- [Given instruction]:
In full and without deviation, write out the entries that follow.

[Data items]
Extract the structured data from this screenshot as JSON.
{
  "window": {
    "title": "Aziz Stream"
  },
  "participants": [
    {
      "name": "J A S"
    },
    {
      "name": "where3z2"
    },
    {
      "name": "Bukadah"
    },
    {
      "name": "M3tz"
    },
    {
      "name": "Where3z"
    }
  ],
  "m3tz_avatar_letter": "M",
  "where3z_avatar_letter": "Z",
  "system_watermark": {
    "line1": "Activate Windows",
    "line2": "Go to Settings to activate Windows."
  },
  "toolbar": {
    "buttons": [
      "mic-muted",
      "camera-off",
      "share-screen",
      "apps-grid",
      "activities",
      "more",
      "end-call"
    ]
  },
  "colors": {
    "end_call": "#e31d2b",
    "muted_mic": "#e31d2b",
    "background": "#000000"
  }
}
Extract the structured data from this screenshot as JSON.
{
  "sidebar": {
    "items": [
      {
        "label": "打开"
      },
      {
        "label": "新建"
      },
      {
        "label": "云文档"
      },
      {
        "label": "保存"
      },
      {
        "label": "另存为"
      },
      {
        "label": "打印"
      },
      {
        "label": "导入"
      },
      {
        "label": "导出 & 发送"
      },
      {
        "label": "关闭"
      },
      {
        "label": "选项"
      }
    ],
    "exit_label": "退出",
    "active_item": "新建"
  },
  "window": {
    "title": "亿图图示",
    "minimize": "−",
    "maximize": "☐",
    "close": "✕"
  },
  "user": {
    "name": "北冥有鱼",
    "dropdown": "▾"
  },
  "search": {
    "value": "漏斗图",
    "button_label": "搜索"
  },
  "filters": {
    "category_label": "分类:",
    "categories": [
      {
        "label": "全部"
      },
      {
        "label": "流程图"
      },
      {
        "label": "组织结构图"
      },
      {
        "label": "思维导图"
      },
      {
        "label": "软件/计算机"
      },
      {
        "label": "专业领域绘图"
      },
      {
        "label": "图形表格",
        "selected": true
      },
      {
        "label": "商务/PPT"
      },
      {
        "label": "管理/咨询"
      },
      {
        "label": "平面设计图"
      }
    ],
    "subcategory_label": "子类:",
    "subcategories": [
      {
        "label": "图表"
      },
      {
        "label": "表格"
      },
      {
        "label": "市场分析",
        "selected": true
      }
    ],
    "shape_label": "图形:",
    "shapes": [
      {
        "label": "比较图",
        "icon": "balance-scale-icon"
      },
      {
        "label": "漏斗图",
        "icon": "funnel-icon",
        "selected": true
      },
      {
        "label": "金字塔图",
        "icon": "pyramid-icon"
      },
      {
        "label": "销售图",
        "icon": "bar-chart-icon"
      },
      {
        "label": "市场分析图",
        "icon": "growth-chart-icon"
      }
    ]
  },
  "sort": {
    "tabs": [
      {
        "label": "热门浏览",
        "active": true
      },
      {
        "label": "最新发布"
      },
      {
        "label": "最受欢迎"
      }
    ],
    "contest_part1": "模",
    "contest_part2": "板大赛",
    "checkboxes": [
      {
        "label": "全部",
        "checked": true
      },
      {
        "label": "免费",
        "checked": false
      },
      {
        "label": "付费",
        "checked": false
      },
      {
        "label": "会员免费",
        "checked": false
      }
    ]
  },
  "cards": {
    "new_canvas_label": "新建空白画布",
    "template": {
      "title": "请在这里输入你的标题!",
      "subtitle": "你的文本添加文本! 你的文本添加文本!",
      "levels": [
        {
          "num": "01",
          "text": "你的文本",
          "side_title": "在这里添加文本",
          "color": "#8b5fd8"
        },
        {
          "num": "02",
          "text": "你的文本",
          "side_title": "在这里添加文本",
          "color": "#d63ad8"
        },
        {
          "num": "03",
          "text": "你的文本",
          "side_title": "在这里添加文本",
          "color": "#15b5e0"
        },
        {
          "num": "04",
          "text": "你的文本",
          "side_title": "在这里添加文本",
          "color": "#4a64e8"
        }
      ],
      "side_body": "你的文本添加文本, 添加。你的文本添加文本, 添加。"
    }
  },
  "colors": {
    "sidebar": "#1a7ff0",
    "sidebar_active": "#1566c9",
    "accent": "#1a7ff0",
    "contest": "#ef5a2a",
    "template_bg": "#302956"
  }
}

- [Completed exercise]:
Extract the structured data from this screenshot as JSON.
{
  "window": {
    "title": "Aziz Stream"
  },
  "participants": [
    {
      "name": "J A S"
    },
    {
      "name": "where3z2"
    },
    {
      "name": "Bukadah"
    },
    {
      "name": "M3tz"
    },
    {
      "name": "Where3z"
    }
  ],
  "m3tz_avatar_letter": "M",
  "where3z_avatar_letter": "Z",
  "system_watermark": {
    "line1": "Activate Windows",
    "line2": "Go to Settings to activate Windows."
  },
  "toolbar": {
    "buttons": [
      "mic-muted",
      "camera-off",
      "share-screen",
      "apps-grid",
      "activities",
      "more",
      "end-call"
    ]
  },
  "colors": {
    "end_call": "#e31d2b",
    "muted_mic": "#e31d2b",
    "background": "#000000"
  }
}
Extract the structured data from this screenshot as JSON.
{
  "sidebar": {
    "items": [
      {
        "label": "打开"
      },
      {
        "label": "新建"
      },
      {
        "label": "云文档"
      },
      {
        "label": "保存"
      },
      {
        "label": "另存为"
      },
      {
        "label": "打印"
      },
      {
        "label": "导入"
      },
      {
        "label": "导出 & 发送"
      },
      {
        "label": "关闭"
      },
      {
        "label": "选项"
      }
    ],
    "exit_label": "退出",
    "active_item": "新建"
  },
  "window": {
    "title": "亿图图示",
    "minimize": "−",
    "maximize": "☐",
    "close": "✕"
  },
  "user": {
    "name": "北冥有鱼",
    "dropdown": "▾"
  },
  "search": {
    "value": "漏斗图",
    "button_label": "搜索"
  },
  "filters": {
    "category_label": "分类:",
    "categories": [
      {
        "label": "全部"
      },
      {
        "label": "流程图"
      },
      {
        "label": "组织结构图"
      },
      {
        "label": "思维导图"
      },
      {
        "label": "软件/计算机"
      },
      {
        "label": "专业领域绘图"
      },
      {
        "label": "图形表格",
        "selected": true
      },
      {
        "label": "商务/PPT"
      },
      {
        "label": "管理/咨询"
      },
      {
        "label": "平面设计图"
      }
    ],
    "subcategory_label": "子类:",
    "subcategories": [
      {
        "label": "图表"
      },
      {
        "label": "表格"
      },
      {
        "label": "市场分析",
        "selected": true
      }
    ],
    "shape_label": "图形:",
    "shapes": [
      {
        "label": "比较图",
        "icon": "balance-scale-icon"
      },
      {
        "label": "漏斗图",
        "icon": "funnel-icon",
        "selected": true
      },
      {
        "label": "金字塔图",
        "icon": "pyramid-icon"
      },
      {
        "label": "销售图",
        "icon": "bar-chart-icon"
      },
      {
        "label": "市场分析图",
        "icon": "growth-chart-icon"
      }
    ]
  },
  "sort": {
    "tabs": [
      {
        "label": "热门浏览",
        "active": true
      },
      {
        "label": "最新发布"
      },
      {
        "label": "最受欢迎"
      }
    ],
    "contest_part1": "模",
    "contest_part2": "板大赛",
    "checkboxes": [
      {
        "label": "全部",
        "checked": true
      },
      {
        "label": "免费",
        "checked": false
      },
      {
        "label": "付费",
        "checked": false
      },
      {
        "label": "会员免费",
        "checked": false
      }
    ]
  },
  "cards": {
    "new_canvas_label": "新建空白画布",
    "template": {
      "title": "请在这里输入你的标题!",
      "subtitle": "你的文本添加文本! 你的文本添加文本!",
      "levels": [
        {
          "num": "01",
          "text": "你的文本",
          "side_title": "在这里添加文本",
          "color": "#8b5fd8"
        },
        {
          "num": "02",
          "text": "你的文本",
          "side_title": "在这里添加文本",
          "color": "#d63ad8"
        },
        {
          "num": "03",
          "text": "你的文本",
          "side_title": "在这里添加文本",
          "color": "#15b5e0"
        },
        {
          "num": "04",
          "text": "你的文本",
          "side_title": "在这里添加文本",
          "color": "#4a64e8"
        }
      ],
      "side_body": "你的文本添加文本, 添加。你的文本添加文本, 添加。"
    }
  },
  "colors": {
    "sidebar": "#1a7ff0",
    "sidebar_active": "#1566c9",
    "accent": "#1a7ff0",
    "contest": "#ef5a2a",
    "template_bg": "#302956"
  }
}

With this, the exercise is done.